WRITTEN TASK
For the listing below, give the number of lines in which "samé" occurs. Add nothing.

(Records from a dataset)
---
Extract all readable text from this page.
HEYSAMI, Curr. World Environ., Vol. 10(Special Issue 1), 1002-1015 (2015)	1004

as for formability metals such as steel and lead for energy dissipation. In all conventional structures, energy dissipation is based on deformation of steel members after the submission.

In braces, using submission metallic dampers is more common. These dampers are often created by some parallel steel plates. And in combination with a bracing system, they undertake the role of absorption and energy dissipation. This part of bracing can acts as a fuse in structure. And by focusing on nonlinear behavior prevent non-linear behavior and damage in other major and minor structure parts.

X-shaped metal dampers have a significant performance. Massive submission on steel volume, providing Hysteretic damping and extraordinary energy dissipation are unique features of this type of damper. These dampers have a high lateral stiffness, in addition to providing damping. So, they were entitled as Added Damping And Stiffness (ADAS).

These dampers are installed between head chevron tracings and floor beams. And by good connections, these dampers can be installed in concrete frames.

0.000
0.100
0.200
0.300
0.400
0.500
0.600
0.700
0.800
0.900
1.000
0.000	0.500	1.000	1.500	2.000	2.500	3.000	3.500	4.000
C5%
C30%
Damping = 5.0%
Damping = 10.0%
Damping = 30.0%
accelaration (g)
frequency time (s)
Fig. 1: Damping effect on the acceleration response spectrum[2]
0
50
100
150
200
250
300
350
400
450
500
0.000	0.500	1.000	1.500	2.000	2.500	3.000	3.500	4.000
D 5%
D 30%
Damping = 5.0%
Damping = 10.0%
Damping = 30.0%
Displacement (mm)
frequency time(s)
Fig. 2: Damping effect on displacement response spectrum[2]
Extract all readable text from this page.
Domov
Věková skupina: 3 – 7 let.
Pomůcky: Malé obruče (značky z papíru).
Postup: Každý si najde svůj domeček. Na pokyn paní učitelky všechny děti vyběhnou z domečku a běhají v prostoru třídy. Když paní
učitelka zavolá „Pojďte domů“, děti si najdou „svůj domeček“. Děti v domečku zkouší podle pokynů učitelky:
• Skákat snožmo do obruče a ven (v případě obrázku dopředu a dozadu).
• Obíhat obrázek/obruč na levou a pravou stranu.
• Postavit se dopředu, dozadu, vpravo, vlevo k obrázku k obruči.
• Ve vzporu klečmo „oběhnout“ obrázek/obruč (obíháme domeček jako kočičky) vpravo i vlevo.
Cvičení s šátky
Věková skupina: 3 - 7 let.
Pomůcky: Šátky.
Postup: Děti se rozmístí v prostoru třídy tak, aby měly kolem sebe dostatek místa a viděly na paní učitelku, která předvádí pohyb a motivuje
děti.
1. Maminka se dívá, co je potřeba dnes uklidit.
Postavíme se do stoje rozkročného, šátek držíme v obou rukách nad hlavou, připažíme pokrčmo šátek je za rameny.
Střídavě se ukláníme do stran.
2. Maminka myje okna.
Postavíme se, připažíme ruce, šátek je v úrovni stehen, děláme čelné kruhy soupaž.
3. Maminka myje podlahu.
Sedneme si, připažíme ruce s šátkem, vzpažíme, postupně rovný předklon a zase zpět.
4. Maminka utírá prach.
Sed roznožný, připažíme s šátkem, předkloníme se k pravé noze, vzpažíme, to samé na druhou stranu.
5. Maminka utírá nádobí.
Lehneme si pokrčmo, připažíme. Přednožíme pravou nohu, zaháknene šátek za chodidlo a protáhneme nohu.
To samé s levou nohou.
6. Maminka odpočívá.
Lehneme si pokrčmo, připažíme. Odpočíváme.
---
COMPLETE RESPONSE
2